A coluna ‘Senta Aqui, com Marina Vergueiro’ recebeu na noite da última segunda-feira (8), no Instagram da Agência, a médica infectologista Marcia Rachid, pioneira na luta contra aids no Brasil. Ao longo dos quase 40 anos tratando pessoas que vivem com HIV, ela foi colecionando histórias, como num diário, como em um desabafo. Há o paciente que queria ver sua escola de samba favorita, porque pressentia a vitória naquele Carnaval. Ou o que deixou com ela uma chave de casa para que buscasse a roupa de seu funeral – um terno, para surpresa da médica. Rachid, uma das fundadoras do Grupo pela Vidda, não sabia exatamente o que faria com aquele material. Acabou escrevendo um livro, “Sentença de vida”.

 

No bate-papo com Marina, ela falou sobre a relação muito próxima com seus pacientes e o que aprendeu lidando com a morte naquele começo de epidemia nos anos 1980, quando não havia nenhuma medicação para quem ficava doente.

 

No livro, uma das histórias é sobre um sujeito que teve infecção por transfusão, e os moradores fizeram um abaixo-assinado para expulsá-lo do prédio. “É um exemplo clássico do que acontecia naquela época. As pessoas ficavam isoladas. No caso desse rapaz, a mãe estava sempre a seu lado. Mas muitos não tinham nem um familiar. Por isso a gente acabava ficando próxima deles. Aquele isolamento, aquela solidão, mexiam demais comigo e com outras pessoas que trabalhavam comigo”, disse.

 

Transmissão pelo HIV

 

A dra. Marcia Rachid reforçou na live que o HIV não é transmitido por contato físico ou vias respiratórias, igual a Covid-19, e que desde o primeiro momento, na década de 1980 e 1990 quando surgiram os primeiros casos, os estudos e pesquisas já passavam essa informação.

 

“Eu fico bastante impressionada com o rumo que o preconceito relacionado ao HIV tomou, eu e as outras pessoas que trabalhavam no ambulatório do UNIRIO no início da epidemia não tínhamos preconceito ou receio de atender as pessoas, não existia tratamento ou roupa especial, depois de um tempo foi que começou a surgir essa ‘maluquice’ de querer excluir e separar as pessoas só porque estavam com vírus”, lembrou a infectologista.

 

A médica aproveitou o momento para esclarecer ainda que o HIV não é transmitido por objetos, mencionando uma história que aconteceu com ela enquanto profissional trabalhando na linha de frente da luta contra a aids.

== TAREFA PROPOSTA A ==
Resuma em duas frases a reportagem sobre a infectologista Marcia Rachid.
== TAREFA PROPOSTA B ==
Escreva o trecho que vem a seguir na reportagem sobre a infectologista Marcia Rachid, começando logo depois da última frase apresentada.
Os registros são um material à parte, independente da reportagem.

== REGISTROS FORNECIDOS ==

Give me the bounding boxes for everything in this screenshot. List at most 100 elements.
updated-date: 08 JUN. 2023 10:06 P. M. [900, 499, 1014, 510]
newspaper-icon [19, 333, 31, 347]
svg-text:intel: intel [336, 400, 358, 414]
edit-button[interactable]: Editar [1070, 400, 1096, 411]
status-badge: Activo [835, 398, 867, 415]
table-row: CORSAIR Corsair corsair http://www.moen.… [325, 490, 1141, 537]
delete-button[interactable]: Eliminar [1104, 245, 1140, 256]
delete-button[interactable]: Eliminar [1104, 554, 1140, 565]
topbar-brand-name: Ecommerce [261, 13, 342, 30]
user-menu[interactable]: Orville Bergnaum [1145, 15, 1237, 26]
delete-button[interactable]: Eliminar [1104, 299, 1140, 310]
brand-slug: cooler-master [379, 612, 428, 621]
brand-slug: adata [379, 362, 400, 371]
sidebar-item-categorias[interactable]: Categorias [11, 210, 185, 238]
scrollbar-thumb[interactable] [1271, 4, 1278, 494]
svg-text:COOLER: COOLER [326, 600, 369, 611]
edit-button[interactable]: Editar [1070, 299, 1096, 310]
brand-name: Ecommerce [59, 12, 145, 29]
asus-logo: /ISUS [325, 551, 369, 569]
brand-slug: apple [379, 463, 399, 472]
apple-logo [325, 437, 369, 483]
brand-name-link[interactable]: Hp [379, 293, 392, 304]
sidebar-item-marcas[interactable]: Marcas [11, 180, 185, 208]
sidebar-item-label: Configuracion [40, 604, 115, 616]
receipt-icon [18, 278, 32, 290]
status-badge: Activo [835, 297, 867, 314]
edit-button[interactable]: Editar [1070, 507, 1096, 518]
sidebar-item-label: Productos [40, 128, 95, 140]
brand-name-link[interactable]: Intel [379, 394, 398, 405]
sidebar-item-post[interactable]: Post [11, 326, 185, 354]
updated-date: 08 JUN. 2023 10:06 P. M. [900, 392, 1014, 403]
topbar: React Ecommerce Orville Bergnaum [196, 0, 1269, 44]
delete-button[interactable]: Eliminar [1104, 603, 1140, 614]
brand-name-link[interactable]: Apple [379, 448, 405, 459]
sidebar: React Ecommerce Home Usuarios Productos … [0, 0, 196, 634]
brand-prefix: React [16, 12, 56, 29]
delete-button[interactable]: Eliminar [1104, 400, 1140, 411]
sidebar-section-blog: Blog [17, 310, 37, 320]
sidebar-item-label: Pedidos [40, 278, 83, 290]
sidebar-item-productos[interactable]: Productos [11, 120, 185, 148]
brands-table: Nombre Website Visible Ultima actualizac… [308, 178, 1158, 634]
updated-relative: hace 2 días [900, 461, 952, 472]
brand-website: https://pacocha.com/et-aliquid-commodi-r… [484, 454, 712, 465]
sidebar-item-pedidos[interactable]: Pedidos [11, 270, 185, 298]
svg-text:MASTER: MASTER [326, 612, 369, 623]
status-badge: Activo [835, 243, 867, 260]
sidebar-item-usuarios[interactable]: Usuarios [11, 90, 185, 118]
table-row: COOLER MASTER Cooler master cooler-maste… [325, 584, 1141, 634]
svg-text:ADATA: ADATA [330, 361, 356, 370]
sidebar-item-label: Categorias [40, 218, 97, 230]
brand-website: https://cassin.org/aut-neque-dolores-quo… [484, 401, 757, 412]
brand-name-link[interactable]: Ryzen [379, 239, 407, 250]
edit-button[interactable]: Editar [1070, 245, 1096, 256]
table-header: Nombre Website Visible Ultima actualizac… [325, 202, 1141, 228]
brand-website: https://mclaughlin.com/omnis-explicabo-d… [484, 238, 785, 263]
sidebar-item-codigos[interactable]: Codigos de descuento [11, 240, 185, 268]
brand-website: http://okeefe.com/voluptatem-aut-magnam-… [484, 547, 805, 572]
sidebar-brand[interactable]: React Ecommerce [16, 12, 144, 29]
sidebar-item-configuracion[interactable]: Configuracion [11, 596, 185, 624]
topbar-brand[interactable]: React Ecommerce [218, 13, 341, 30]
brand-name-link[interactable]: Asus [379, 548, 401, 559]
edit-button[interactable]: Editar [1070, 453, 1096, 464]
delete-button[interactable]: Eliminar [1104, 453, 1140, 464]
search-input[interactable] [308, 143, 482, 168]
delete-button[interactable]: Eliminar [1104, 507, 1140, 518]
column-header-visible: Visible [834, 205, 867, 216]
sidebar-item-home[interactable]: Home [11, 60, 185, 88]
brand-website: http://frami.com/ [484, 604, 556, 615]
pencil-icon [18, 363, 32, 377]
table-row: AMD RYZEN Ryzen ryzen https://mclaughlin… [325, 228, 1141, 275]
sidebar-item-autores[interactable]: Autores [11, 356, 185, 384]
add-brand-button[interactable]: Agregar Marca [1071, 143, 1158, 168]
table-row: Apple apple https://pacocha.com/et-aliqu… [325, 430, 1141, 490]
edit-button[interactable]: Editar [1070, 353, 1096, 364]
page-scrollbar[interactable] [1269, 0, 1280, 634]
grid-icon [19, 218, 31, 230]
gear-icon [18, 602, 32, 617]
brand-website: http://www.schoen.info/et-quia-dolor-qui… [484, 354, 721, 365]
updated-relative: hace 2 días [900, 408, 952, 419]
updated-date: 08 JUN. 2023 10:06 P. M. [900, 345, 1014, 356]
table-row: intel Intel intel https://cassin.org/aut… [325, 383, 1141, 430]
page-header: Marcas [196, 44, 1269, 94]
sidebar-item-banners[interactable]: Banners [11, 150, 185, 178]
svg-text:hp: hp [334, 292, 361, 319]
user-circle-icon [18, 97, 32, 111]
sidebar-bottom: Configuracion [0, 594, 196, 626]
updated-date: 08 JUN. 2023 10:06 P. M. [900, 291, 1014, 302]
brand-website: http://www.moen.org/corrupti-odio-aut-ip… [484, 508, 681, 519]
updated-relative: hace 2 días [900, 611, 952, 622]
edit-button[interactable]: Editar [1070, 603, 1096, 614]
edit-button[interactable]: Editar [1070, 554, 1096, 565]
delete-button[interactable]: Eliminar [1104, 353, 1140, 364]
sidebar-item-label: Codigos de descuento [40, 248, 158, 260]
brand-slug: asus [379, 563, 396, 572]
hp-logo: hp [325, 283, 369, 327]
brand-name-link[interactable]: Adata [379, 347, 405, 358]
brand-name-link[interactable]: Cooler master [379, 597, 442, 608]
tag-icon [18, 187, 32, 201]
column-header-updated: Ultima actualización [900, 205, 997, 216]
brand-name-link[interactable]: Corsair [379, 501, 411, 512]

== RESPOSTA A ==
A infectologista Marcia Rachid, pioneira na luta contra a aids no Brasil e autora do livro "Sentença de vida", participou da coluna 'Senta Aqui, com Marina Vergueiro' e falou sobre a relação próxima com seus pacientes e o isolamento que eles enfrentavam no início da epidemia. Ela reforçou que o HIV não é transmitido por contato físico, por vias respiratórias ou por objetos, e disse ficar impressionada com o rumo que o preconceito relacionado ao vírus tomou.

== RESPOSTA B ==
“Tem uma coisa que queria deixar bem clara, coloquei isso no livro, e queria frisar aqui também, desde o início da epidemia de HIV já se sabia que o vírus não era transmitido por contatos sociais ou por utensílios, como: cadeira, copo, talher… então de onde saiu tanta paranoia das pessoas acharem que se uma pessoa com HIV sentar em uma cadeira e uma pessoa que não vive com HIV sentar na mesma cadeira ela vai se infectar?”, questionou a médica.

 

Ela continua: “Eu fui expulsa de um consultório por causa disso, alugava o horário nesse consultório e o médico responsável me disse que gostaria que eu não trabalhasse mais lá. Ao questionar o motivo, ele me falou que tinha descoberto que meus pacientes viviam com aids e ele não queria que os pacientes dele sentassem na mesma cadeira que os meus, aí eu falei me desculpe, mas depois dessa situação, eu jamais ficaria no seu consultório, muito obrigada pelo tempo que eu trabalhei aqui. Disse a ele que aquele comportamento era ignorante e que ele deveria estudar mais, porque já estava comprovado desde 1983 que o vírus não é transmitido dessa forma”, pontuou a médica.

 

Marcia classificou esses comportamentos como um surto coletivo.  “Esse surto coletivo mata, porque isola as pessoas.”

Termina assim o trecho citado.